=== Source passage ===
Welcome to the MacNN Forums.

If this is your first visit, be sure to check out the FAQ by clicking the link above. You may have to register before you can post: click the register link above to proceed. To start viewing messages, select the forum that you want to visit from the selection below.

You are here: MacNN Forums > Software - Troubleshooting and Discussion > Developer Center > suggestion for a small useful program

suggestion for a small useful program
Thread Tools
Fresh-Faced Recruit
Join Date: Mar 2005
Status: Offline
Reply With Quote
Mar 12, 2005, 05:24 PM
 
Hi! I'd like to have a program for fastly browsing through pdfs. I'm not a programmer and I don't know how to do it. But I post this suggestion for maybe some bored developer (who could write such a simple program propably in almost no time). Here is my problem:

As theoretical physicist my source of information comes mainly from preprint servers on the web, i.e. www.arxiv.org. In praxis one sometimes download dozens of them a day, and they are all stored in the downloads folder under some cryptic number like 0022354.pdf. But what if you're offline and looking for an article which you certeinly downloaded, but forgot the number? Therefore I'd like to have a tiny program that scans all pdfs in a certain folder and extracts information like author, titel, arxiv-number (i.e. for example hep-th/xxyyzzz), and also offers a full-text search. In principle this shouldn't be difficult, because there are e.g. the UNIX tools to extract text from pdfs. Just, someone needs to write a nice frontent, and an algorithms, which can extract all the data I mentioned above. I think many people in the scientific community would be grateful for such a program.

Thanks,
Marco
     
Mac Elite
Join Date: Oct 1999
Location: San Jose, Ca
Status: Offline
Reply With Quote
Mar 12, 2005, 07:52 PM
 
If you just wait for 10.4 you can use spotlight for this. It has a plugin (default) to index the text in PDF's, so you will be able to search for these strings easily. It won't extract and label things like name (but that would probably prove very difficult to do programmatically anyways), but you can still search for it.

=== Listed entries ===

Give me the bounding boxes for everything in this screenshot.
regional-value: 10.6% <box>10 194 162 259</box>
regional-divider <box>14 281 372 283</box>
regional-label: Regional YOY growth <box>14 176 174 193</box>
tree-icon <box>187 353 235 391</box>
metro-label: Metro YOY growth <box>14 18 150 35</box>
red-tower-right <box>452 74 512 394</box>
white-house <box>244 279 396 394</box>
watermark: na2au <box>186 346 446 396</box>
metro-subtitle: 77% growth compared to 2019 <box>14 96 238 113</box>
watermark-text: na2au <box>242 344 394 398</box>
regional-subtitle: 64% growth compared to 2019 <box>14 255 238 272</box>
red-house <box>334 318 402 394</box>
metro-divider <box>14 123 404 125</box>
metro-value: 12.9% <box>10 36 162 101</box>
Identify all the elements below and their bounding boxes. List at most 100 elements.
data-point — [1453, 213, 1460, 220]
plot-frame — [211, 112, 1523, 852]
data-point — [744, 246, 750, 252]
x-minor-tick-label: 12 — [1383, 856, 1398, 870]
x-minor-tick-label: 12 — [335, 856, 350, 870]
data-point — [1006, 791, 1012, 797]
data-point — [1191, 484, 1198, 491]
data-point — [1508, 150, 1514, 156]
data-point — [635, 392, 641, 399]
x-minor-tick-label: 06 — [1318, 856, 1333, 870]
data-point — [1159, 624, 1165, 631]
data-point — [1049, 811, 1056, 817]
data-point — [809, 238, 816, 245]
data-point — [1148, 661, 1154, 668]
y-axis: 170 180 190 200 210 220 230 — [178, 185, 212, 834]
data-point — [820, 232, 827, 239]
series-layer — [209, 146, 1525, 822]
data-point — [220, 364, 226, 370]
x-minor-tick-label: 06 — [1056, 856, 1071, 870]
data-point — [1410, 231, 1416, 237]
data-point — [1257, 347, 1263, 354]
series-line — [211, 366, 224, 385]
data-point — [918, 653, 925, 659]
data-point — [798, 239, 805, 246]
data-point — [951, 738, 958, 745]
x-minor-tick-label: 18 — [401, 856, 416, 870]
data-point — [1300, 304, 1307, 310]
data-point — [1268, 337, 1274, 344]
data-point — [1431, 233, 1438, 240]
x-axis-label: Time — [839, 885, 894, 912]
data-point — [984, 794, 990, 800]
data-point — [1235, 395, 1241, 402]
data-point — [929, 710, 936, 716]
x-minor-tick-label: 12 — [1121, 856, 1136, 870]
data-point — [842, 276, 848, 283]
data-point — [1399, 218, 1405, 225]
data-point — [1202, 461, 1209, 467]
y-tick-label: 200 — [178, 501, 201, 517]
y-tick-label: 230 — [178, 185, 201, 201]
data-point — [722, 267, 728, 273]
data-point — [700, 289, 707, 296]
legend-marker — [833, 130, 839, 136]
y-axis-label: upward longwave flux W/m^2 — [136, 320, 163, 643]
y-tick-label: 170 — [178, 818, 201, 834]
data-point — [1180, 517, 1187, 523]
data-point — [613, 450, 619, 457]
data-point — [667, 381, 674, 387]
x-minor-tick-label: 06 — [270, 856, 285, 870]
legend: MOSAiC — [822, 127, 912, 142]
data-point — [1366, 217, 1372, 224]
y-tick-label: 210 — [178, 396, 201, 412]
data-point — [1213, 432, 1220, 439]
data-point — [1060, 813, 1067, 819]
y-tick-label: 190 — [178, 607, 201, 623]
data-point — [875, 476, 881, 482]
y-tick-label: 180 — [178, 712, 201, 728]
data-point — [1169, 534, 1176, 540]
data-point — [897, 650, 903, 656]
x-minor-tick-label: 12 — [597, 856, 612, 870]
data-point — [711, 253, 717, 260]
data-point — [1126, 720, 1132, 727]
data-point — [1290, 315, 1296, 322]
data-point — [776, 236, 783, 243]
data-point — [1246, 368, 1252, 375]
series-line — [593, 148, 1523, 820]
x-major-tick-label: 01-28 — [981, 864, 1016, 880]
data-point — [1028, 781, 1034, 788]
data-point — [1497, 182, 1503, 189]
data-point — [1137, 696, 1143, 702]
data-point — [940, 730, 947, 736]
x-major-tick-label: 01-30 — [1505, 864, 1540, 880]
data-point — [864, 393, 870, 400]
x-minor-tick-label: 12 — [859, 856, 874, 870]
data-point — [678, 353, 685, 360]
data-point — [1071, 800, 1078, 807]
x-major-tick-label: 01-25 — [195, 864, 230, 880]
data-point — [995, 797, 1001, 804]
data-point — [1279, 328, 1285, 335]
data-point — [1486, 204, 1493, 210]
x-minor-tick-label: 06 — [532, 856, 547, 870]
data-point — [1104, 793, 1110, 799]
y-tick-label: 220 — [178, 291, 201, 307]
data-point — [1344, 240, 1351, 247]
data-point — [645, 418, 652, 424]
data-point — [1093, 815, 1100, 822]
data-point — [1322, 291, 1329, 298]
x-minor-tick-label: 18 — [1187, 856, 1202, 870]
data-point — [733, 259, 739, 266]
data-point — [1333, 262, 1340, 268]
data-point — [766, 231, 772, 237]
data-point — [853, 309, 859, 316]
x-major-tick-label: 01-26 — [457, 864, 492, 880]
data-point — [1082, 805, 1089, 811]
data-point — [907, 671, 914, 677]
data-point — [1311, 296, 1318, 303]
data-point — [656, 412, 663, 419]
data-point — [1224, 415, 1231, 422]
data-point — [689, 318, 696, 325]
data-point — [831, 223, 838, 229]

=== Exercise instructions ===
Could you update the part of the forum thread about a PDF browsing program that opens with "Welcome to the" and closes with "the selection below.", replacing "register" with "sign up"?

=== Answer section ===
Welcome to the MacNN Forums.

If this is your first visit, be sure to check out the FAQ by clicking the link above. You may have to sign up before you can post: click the sign up link above to proceed. To start viewing messages, select the forum that you want to visit from the selection below.